• Exercise description
Reproduce every entry below precisely. Pictures are excluded from the copy.

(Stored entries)

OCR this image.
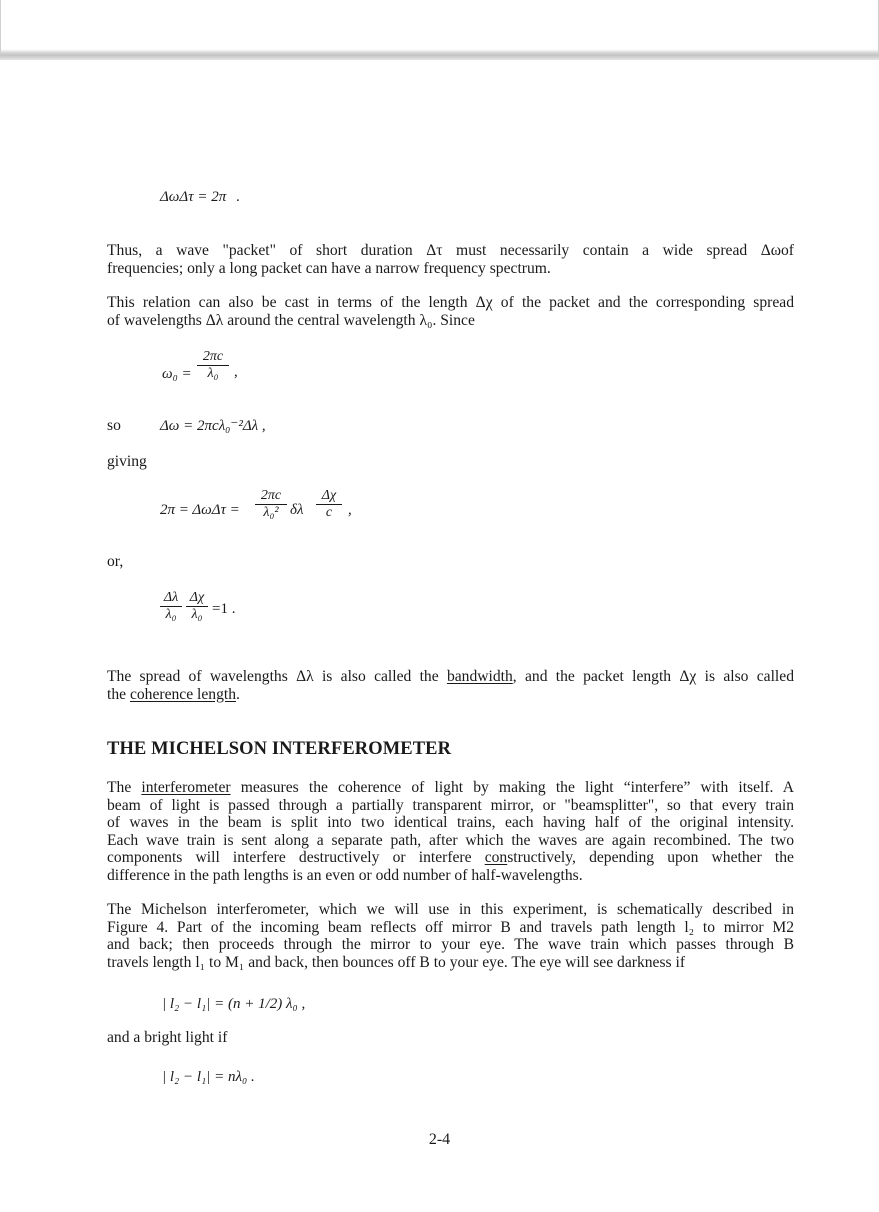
ΔωΔτ = 2π .
Thus, a wave "packet" of short duration Δτ must necessarily contain a wide spread Δωof
frequencies; only a long packet can have a narrow frequency spectrum.
This relation can also be cast in terms of the length Δχ of the packet and the corresponding spread
of wavelengths Δλ around the central wavelength λ₀. Since
$\omega_0 = \frac{2\pi c}{\text{λ₀}}$ ,
so	Δω = 2πcλ₀⁻²Δλ ,
giving
$2\pi = \Delta\omega\Delta\tau = \frac{2\pi c}{\text{λ₀²}}$ δλ $\frac{\Delta\chi}{c}$ ,
or,
$\frac{\Delta\lambda}{\text{λ₀}} \frac{\Delta\chi}{\text{λ₀}} =1$ .
The spread of wavelengths Δλ is also called the bandwidth, and the packet length Δχ is also called
the coherence length.
THE MICHELSON INTERFEROMETER
The interferometer measures the coherence of light by making the light “interfere” with itself. A
beam of light is passed through a partially transparent mirror, or "beamsplitter", so that every train
of waves in the beam is split into two identical trains, each having half of the original intensity.
Each wave train is sent along a separate path, after which the waves are again recombined. The two
components will interfere destructively or interfere constructively, depending upon whether the
difference in the path lengths is an even or odd number of half-wavelengths.
The Michelson interferometer, which we will use in this experiment, is schematically described in
Figure 4. Part of the incoming beam reflects off mirror B and travels path length l₂ to mirror M2
and back; then proceeds through the mirror to your eye. The wave train which passes through B
travels length l₁ to M₁ and back, then bounces off B to your eye. The eye will see darkness if
| l₂ − l₁| = (n + 1/2) λ₀ ,
and a bright light if
| l₂ − l₁| = nλ₀ .
2-4
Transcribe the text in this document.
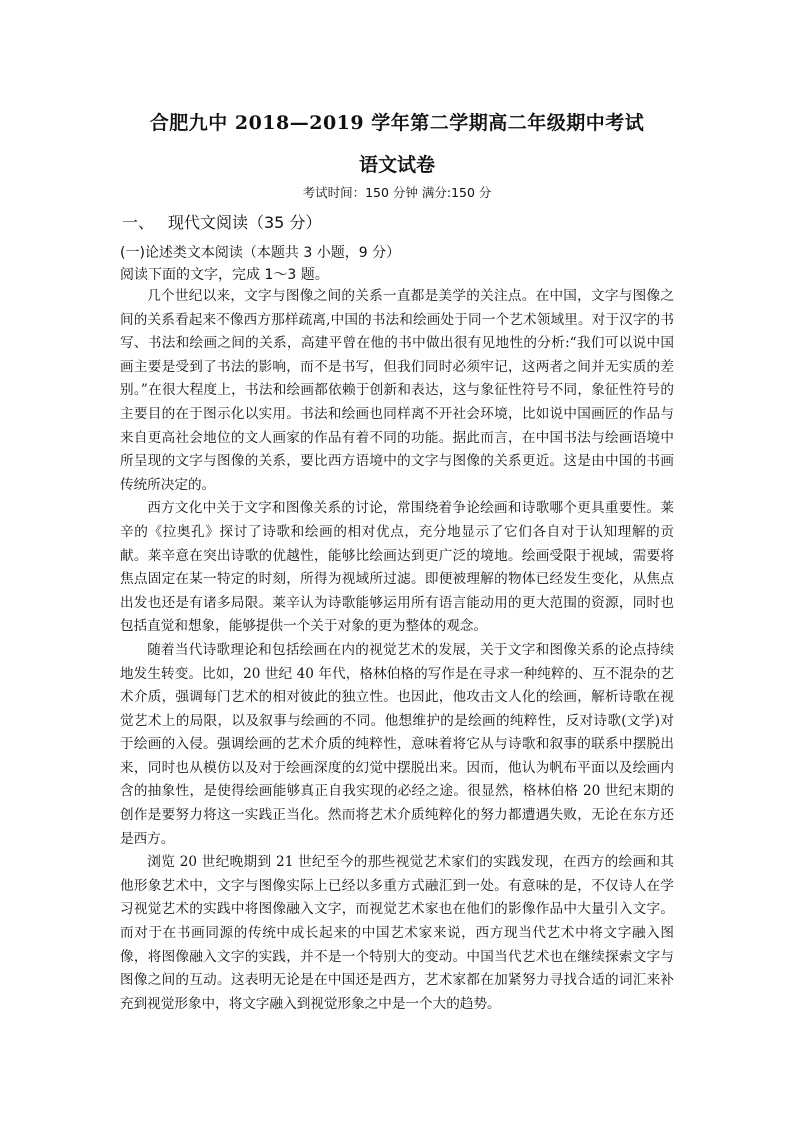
合肥九中 2018—2019 学年第二学期高二年级期中考试
语文试卷
考试时间：150 分钟 满分:150 分
一、 现代文阅读（35 分）
(一)论述类文本阅读（本题共 3 小题，9 分）
阅读下面的文字，完成 1～3 题。

几个世纪以来，文字与图像之间的关系一直都是美学的关注点。在中国，文字与图像之间的关系看起来不像西方那样疏离,中国的书法和绘画处于同一个艺术领域里。对于汉字的书写、书法和绘画之间的关系，高建平曾在他的书中做出很有见地性的分析:“我们可以说中国画主要是受到了书法的影响，而不是书写，但我们同时必须牢记，这两者之间并无实质的差别。”在很大程度上，书法和绘画都依赖于创新和表达，这与象征性符号不同，象征性符号的主要目的在于图示化以实用。书法和绘画也同样离不开社会环境，比如说中国画匠的作品与来自更高社会地位的文人画家的作品有着不同的功能。据此而言，在中国书法与绘画语境中所呈现的文字与图像的关系，要比西方语境中的文字与图像的关系更近。这是由中国的书画传统所决定的。

西方文化中关于文字和图像关系的讨论，常围绕着争论绘画和诗歌哪个更具重要性。莱辛的《拉奥孔》探讨了诗歌和绘画的相对优点，充分地显示了它们各自对于认知理解的贡献。莱辛意在突出诗歌的优越性，能够比绘画达到更广泛的境地。绘画受限于视域，需要将焦点固定在某一特定的时刻，所得为视域所过滤。即便被理解的物体已经发生变化，从焦点出发也还是有诸多局限。莱辛认为诗歌能够运用所有语言能动用的更大范围的资源，同时也包括直觉和想象，能够提供一个关于对象的更为整体的观念。

随着当代诗歌理论和包括绘画在内的视觉艺术的发展，关于文字和图像关系的论点持续地发生转变。比如，20 世纪 40 年代，格林伯格的写作是在寻求一种纯粹的、互不混杂的艺术介质，强调每门艺术的相对彼此的独立性。也因此，他攻击文人化的绘画，解析诗歌在视觉艺术上的局限，以及叙事与绘画的不同。他想维护的是绘画的纯粹性，反对诗歌(文学)对于绘画的入侵。强调绘画的艺术介质的纯粹性，意味着将它从与诗歌和叙事的联系中摆脱出来，同时也从模仿以及对于绘画深度的幻觉中摆脱出来。因而，他认为帆布平面以及绘画内含的抽象性，是使得绘画能够真正自我实现的必经之途。很显然，格林伯格 20 世纪末期的创作是要努力将这一实践正当化。然而将艺术介质纯粹化的努力都遭遇失败，无论在东方还是西方。

浏览 20 世纪晚期到 21 世纪至今的那些视觉艺术家们的实践发现，在西方的绘画和其他形象艺术中，文字与图像实际上已经以多重方式融汇到一处。有意味的是，不仅诗人在学习视觉艺术的实践中将图像融入文字，而视觉艺术家也在他们的影像作品中大量引入文字。而对于在书画同源的传统中成长起来的中国艺术家来说，西方现当代艺术中将文字融入图像，将图像融入文字的实践，并不是一个特别大的变动。中国当代艺术也在继续探索文字与图像之间的互动。这表明无论是在中国还是西方，艺术家都在加紧努力寻找合适的词汇来补充到视觉形象中，将文字融入到视觉形象之中是一个大的趋势。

• Written solution
OCR this image.
ΔωΔτ = 2π .
Thus, a wave "packet" of short duration Δτ must necessarily contain a wide spread Δωof
frequencies; only a long packet can have a narrow frequency spectrum.
This relation can also be cast in terms of the length Δχ of the packet and the corresponding spread
of wavelengths Δλ around the central wavelength λ₀. Since
$\omega_0 = \frac{2\pi c}{\text{λ₀}}$ ,
so	Δω = 2πcλ₀⁻²Δλ ,
giving
$2\pi = \Delta\omega\Delta\tau = \frac{2\pi c}{\text{λ₀²}}$ δλ $\frac{\Delta\chi}{c}$ ,
or,
$\frac{\Delta\lambda}{\text{λ₀}} \frac{\Delta\chi}{\text{λ₀}} =1$ .
The spread of wavelengths Δλ is also called the bandwidth, and the packet length Δχ is also called
the coherence length.
THE MICHELSON INTERFEROMETER
The interferometer measures the coherence of light by making the light “interfere” with itself. A
beam of light is passed through a partially transparent mirror, or "beamsplitter", so that every train
of waves in the beam is split into two identical trains, each having half of the original intensity.
Each wave train is sent along a separate path, after which the waves are again recombined. The two
components will interfere destructively or interfere constructively, depending upon whether the
difference in the path lengths is an even or odd number of half-wavelengths.
The Michelson interferometer, which we will use in this experiment, is schematically described in
Figure 4. Part of the incoming beam reflects off mirror B and travels path length l₂ to mirror M2
and back; then proceeds through the mirror to your eye. The wave train which passes through B
travels length l₁ to M₁ and back, then bounces off B to your eye. The eye will see darkness if
| l₂ − l₁| = (n + 1/2) λ₀ ,
and a bright light if
| l₂ − l₁| = nλ₀ .
2-4
Transcribe the text in this document.
合肥九中 2018—2019 学年第二学期高二年级期中考试
语文试卷
考试时间：150 分钟 满分:150 分
一、 现代文阅读（35 分）
(一)论述类文本阅读（本题共 3 小题，9 分）
阅读下面的文字，完成 1～3 题。

几个世纪以来，文字与图像之间的关系一直都是美学的关注点。在中国，文字与图像之间的关系看起来不像西方那样疏离,中国的书法和绘画处于同一个艺术领域里。对于汉字的书写、书法和绘画之间的关系，高建平曾在他的书中做出很有见地性的分析:“我们可以说中国画主要是受到了书法的影响，而不是书写，但我们同时必须牢记，这两者之间并无实质的差别。”在很大程度上，书法和绘画都依赖于创新和表达，这与象征性符号不同，象征性符号的主要目的在于图示化以实用。书法和绘画也同样离不开社会环境，比如说中国画匠的作品与来自更高社会地位的文人画家的作品有着不同的功能。据此而言，在中国书法与绘画语境中所呈现的文字与图像的关系，要比西方语境中的文字与图像的关系更近。这是由中国的书画传统所决定的。

西方文化中关于文字和图像关系的讨论，常围绕着争论绘画和诗歌哪个更具重要性。莱辛的《拉奥孔》探讨了诗歌和绘画的相对优点，充分地显示了它们各自对于认知理解的贡献。莱辛意在突出诗歌的优越性，能够比绘画达到更广泛的境地。绘画受限于视域，需要将焦点固定在某一特定的时刻，所得为视域所过滤。即便被理解的物体已经发生变化，从焦点出发也还是有诸多局限。莱辛认为诗歌能够运用所有语言能动用的更大范围的资源，同时也包括直觉和想象，能够提供一个关于对象的更为整体的观念。

随着当代诗歌理论和包括绘画在内的视觉艺术的发展，关于文字和图像关系的论点持续地发生转变。比如，20 世纪 40 年代，格林伯格的写作是在寻求一种纯粹的、互不混杂的艺术介质，强调每门艺术的相对彼此的独立性。也因此，他攻击文人化的绘画，解析诗歌在视觉艺术上的局限，以及叙事与绘画的不同。他想维护的是绘画的纯粹性，反对诗歌(文学)对于绘画的入侵。强调绘画的艺术介质的纯粹性，意味着将它从与诗歌和叙事的联系中摆脱出来，同时也从模仿以及对于绘画深度的幻觉中摆脱出来。因而，他认为帆布平面以及绘画内含的抽象性，是使得绘画能够真正自我实现的必经之途。很显然，格林伯格 20 世纪末期的创作是要努力将这一实践正当化。然而将艺术介质纯粹化的努力都遭遇失败，无论在东方还是西方。

浏览 20 世纪晚期到 21 世纪至今的那些视觉艺术家们的实践发现，在西方的绘画和其他形象艺术中，文字与图像实际上已经以多重方式融汇到一处。有意味的是，不仅诗人在学习视觉艺术的实践中将图像融入文字，而视觉艺术家也在他们的影像作品中大量引入文字。而对于在书画同源的传统中成长起来的中国艺术家来说，西方现当代艺术中将文字融入图像，将图像融入文字的实践，并不是一个特别大的变动。中国当代艺术也在继续探索文字与图像之间的互动。这表明无论是在中国还是西方，艺术家都在加紧努力寻找合适的词汇来补充到视觉形象中，将文字融入到视觉形象之中是一个大的趋势。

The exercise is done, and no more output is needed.